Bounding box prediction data
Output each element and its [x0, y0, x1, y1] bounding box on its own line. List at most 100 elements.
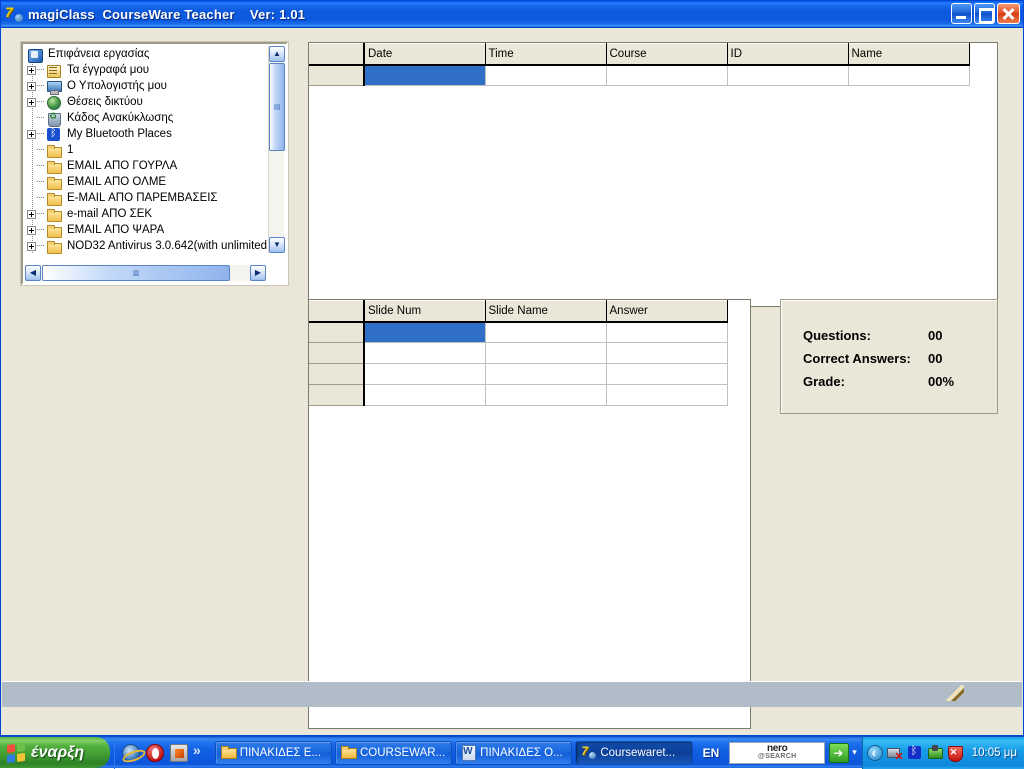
- nero-search-input[interactable]: nero @SEARCH: [729, 742, 825, 764]
- grid-cell[interactable]: [727, 65, 848, 86]
- taskbar-task-button[interactable]: Coursewaret...: [575, 741, 692, 765]
- scroll-up-button[interactable]: ▲: [269, 46, 285, 62]
- grid-cell[interactable]: [485, 65, 606, 86]
- windows-flag-icon: [7, 743, 25, 763]
- tree-item-label: Ο Υπολογιστής μου: [66, 80, 167, 92]
- opera-browser-icon[interactable]: [146, 744, 164, 762]
- tree-item[interactable]: 1: [27, 142, 270, 158]
- taskbar-task-button[interactable]: COURSEWAR...: [335, 741, 452, 765]
- grid-cell[interactable]: [364, 343, 485, 364]
- expand-plus-icon[interactable]: [27, 66, 36, 75]
- tree-item[interactable]: My Bluetooth Places: [27, 126, 270, 142]
- slides-data-grid[interactable]: Slide NumSlide NameAnswer: [308, 299, 751, 729]
- client-area: Επιφάνεια εργασίας Τα έγγραφά μου Ο Υπολογ…: [1, 28, 1023, 708]
- grid-cell[interactable]: [364, 322, 485, 343]
- table-row[interactable]: [309, 322, 727, 343]
- quick-launch-overflow-icon[interactable]: »: [193, 742, 201, 758]
- grid-cell[interactable]: [364, 385, 485, 406]
- table-row[interactable]: [309, 364, 727, 385]
- tree-item[interactable]: EMAIL ΑΠΟ ΟΛΜΕ: [27, 174, 270, 190]
- chevron-down-icon[interactable]: ▾: [852, 747, 857, 758]
- grid-cell[interactable]: [606, 385, 727, 406]
- chevron-left-icon: ◀: [30, 269, 36, 277]
- expand-plus-icon[interactable]: [27, 98, 36, 107]
- column-header[interactable]: Slide Name: [485, 301, 606, 322]
- maximize-button[interactable]: [974, 3, 995, 24]
- grid-cell[interactable]: [606, 65, 727, 86]
- table-row[interactable]: [309, 65, 969, 86]
- tree-item-label: Επιφάνεια εργασίας: [47, 48, 149, 60]
- grid-cell[interactable]: [606, 364, 727, 385]
- start-button[interactable]: έναρξη: [0, 737, 110, 768]
- row-header-cell[interactable]: [309, 65, 364, 86]
- media-player-icon[interactable]: [170, 744, 188, 762]
- grid-cell[interactable]: [606, 322, 727, 343]
- grid-cell[interactable]: [485, 343, 606, 364]
- grid-corner-header[interactable]: [309, 301, 364, 322]
- vertical-scroll-thumb[interactable]: ▤: [269, 63, 285, 151]
- taskbar-task-button[interactable]: ΠΙΝΑΚΙΔΕΣ Ο...: [455, 741, 572, 765]
- expand-plus-icon[interactable]: [27, 82, 36, 91]
- row-header-cell[interactable]: [309, 364, 364, 385]
- tree-vertical-scrollbar[interactable]: ▲ ▤ ▼: [268, 46, 284, 253]
- nero-search-go-button[interactable]: [829, 743, 849, 763]
- grid-cell[interactable]: [485, 364, 606, 385]
- tree-item[interactable]: Επιφάνεια εργασίας: [27, 46, 270, 62]
- tree-item[interactable]: Κάδος Ανακύκλωσης: [27, 110, 270, 126]
- tree-item[interactable]: Θέσεις δικτύου: [27, 94, 270, 110]
- language-indicator[interactable]: EN: [693, 746, 730, 760]
- folder-tree-panel[interactable]: Επιφάνεια εργασίας Τα έγγραφά μου Ο Υπολογ…: [21, 42, 288, 285]
- scroll-down-button[interactable]: ▼: [269, 237, 285, 253]
- grid-cell[interactable]: [364, 65, 485, 86]
- internet-explorer-icon[interactable]: [122, 744, 140, 762]
- column-header[interactable]: Course: [606, 44, 727, 65]
- table-row[interactable]: [309, 343, 727, 364]
- tree-item[interactable]: E-MAIL ΑΠΟ ΠΑΡΕΜΒΑΣΕΙΣ: [27, 190, 270, 206]
- expand-plus-icon[interactable]: [27, 242, 36, 251]
- grid-cell[interactable]: [606, 343, 727, 364]
- minimize-button[interactable]: [951, 3, 972, 24]
- security-shield-icon[interactable]: [947, 745, 963, 761]
- tree-item[interactable]: Τα έγγραφά μου: [27, 62, 270, 78]
- tree-item[interactable]: EMAIL ΑΠΟ ΨΑΡΑ: [27, 222, 270, 238]
- column-header[interactable]: Slide Num: [364, 301, 485, 322]
- column-header[interactable]: Date: [364, 44, 485, 65]
- grid-corner-header[interactable]: [309, 44, 364, 65]
- table-row[interactable]: [309, 385, 727, 406]
- scroll-right-button[interactable]: ▶: [250, 265, 266, 281]
- folder-tree-list[interactable]: Επιφάνεια εργασίας Τα έγγραφά μου Ο Υπολογ…: [23, 44, 270, 256]
- column-header[interactable]: Answer: [606, 301, 727, 322]
- grid-cell[interactable]: [364, 364, 485, 385]
- bluetooth-icon[interactable]: [907, 745, 923, 761]
- row-header-cell[interactable]: [309, 343, 364, 364]
- tree-spacer: [27, 146, 36, 155]
- scroll-left-button[interactable]: ◀: [25, 265, 41, 281]
- expand-plus-icon[interactable]: [27, 210, 36, 219]
- network-disconnected-icon[interactable]: [887, 745, 903, 761]
- column-header[interactable]: ID: [727, 44, 848, 65]
- grid-cell[interactable]: [485, 322, 606, 343]
- close-button[interactable]: [997, 3, 1020, 24]
- horizontal-scroll-thumb[interactable]: ▥: [42, 265, 230, 281]
- row-header-cell[interactable]: [309, 322, 364, 343]
- tree-item[interactable]: EMAIL ΑΠΟ ΓΟΥΡΛΑ: [27, 158, 270, 174]
- taskbar-task-button[interactable]: ΠΙΝΑΚΙΔΕΣ Ε...: [215, 741, 332, 765]
- expand-plus-icon[interactable]: [27, 226, 36, 235]
- row-header-cell[interactable]: [309, 385, 364, 406]
- expand-plus-icon[interactable]: [27, 130, 36, 139]
- usb-device-icon[interactable]: [927, 745, 943, 761]
- recycle-bin-icon: [46, 111, 62, 126]
- tree-item[interactable]: e-mail ΑΠΟ ΣΕΚ: [27, 206, 270, 222]
- word-document-icon: [461, 745, 476, 760]
- tree-horizontal-scrollbar[interactable]: ◀ ▥ ▶: [25, 265, 266, 281]
- tree-item[interactable]: Ο Υπολογιστής μου: [27, 78, 270, 94]
- tray-expand-icon[interactable]: [867, 745, 883, 761]
- clock[interactable]: 10:05 μμ: [972, 747, 1017, 759]
- tree-item[interactable]: NOD32 Antivirus 3.0.642(with unlimited u…: [27, 238, 270, 254]
- session-data-grid[interactable]: DateTimeCourseIDName: [308, 42, 998, 307]
- column-header[interactable]: Time: [485, 44, 606, 65]
- column-header[interactable]: Name: [848, 44, 969, 65]
- grid-cell[interactable]: [848, 65, 969, 86]
- grid-cell[interactable]: [485, 385, 606, 406]
- resize-grip-icon[interactable]: [946, 685, 964, 701]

◆ Task objective ◆
Copy all lines from the entries that contain the word "down".

◆ Solved exercise ◆
- chevron-down-icon[interactable]: ▾: [852, 747, 857, 758]
- scroll-down-button[interactable]: ▼: [269, 237, 285, 253]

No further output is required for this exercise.